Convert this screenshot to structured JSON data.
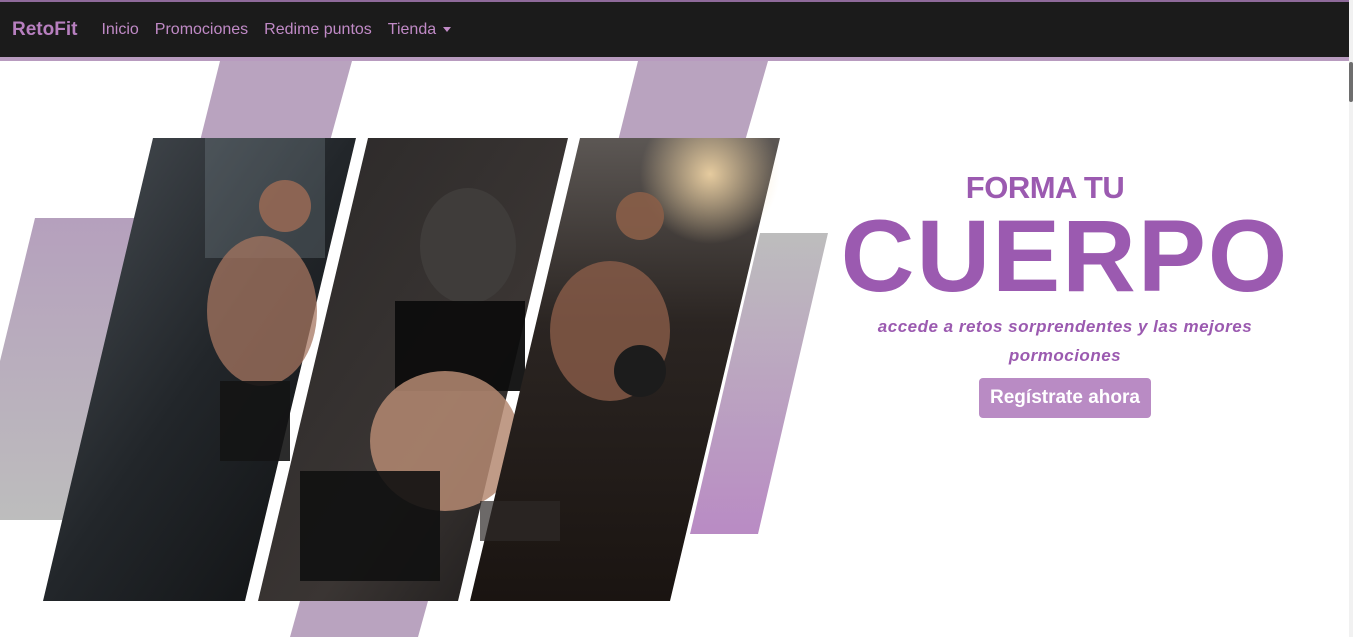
{
  "navbar": {
    "brand": "RetoFit",
    "links": [
      {
        "label": "Inicio"
      },
      {
        "label": "Promociones"
      },
      {
        "label": "Redime puntos"
      },
      {
        "label": "Tienda"
      }
    ]
  },
  "hero": {
    "kicker": "FORMA TU",
    "title": "CUERPO",
    "subtitle": "accede a retos sorprendentes y las mejores pormociones",
    "cta": "Regístrate ahora"
  },
  "colors": {
    "accent": "#9b5ab0",
    "nav_bg": "#1b1b1b",
    "nav_link": "#c08ac6",
    "button_bg": "#b98bc4",
    "stripe_purple": "#b9a3bf"
  },
  "icons": {
    "dropdown": "caret-down-icon"
  }
}
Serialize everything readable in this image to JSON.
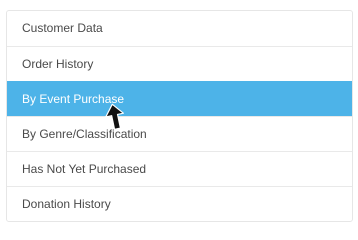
{
  "menu": {
    "items": [
      {
        "label": "Customer Data"
      },
      {
        "label": "Order History"
      },
      {
        "label": "By Event Purchase"
      },
      {
        "label": "By Genre/Classification"
      },
      {
        "label": "Has Not Yet Purchased"
      },
      {
        "label": "Donation History"
      }
    ],
    "active_index": 2
  },
  "colors": {
    "active_background": "#4db3e8",
    "active_text": "#ffffff",
    "text": "#4a4a4a",
    "border": "#e6e6e6"
  },
  "cursor": {
    "icon": "arrow-cursor-icon"
  }
}
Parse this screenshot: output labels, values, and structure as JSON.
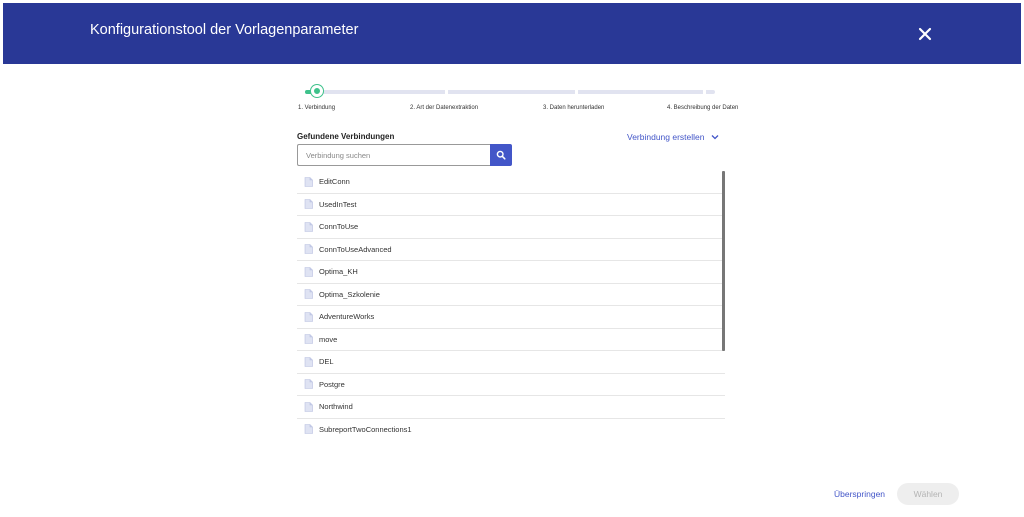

Work to be completed: Select the lines from the entries that include the word "screenshot".

Answer to this exercise:
Convert this screenshot to structured JSON data.
Parse this screenshot: output labels, values, and structure as JSON.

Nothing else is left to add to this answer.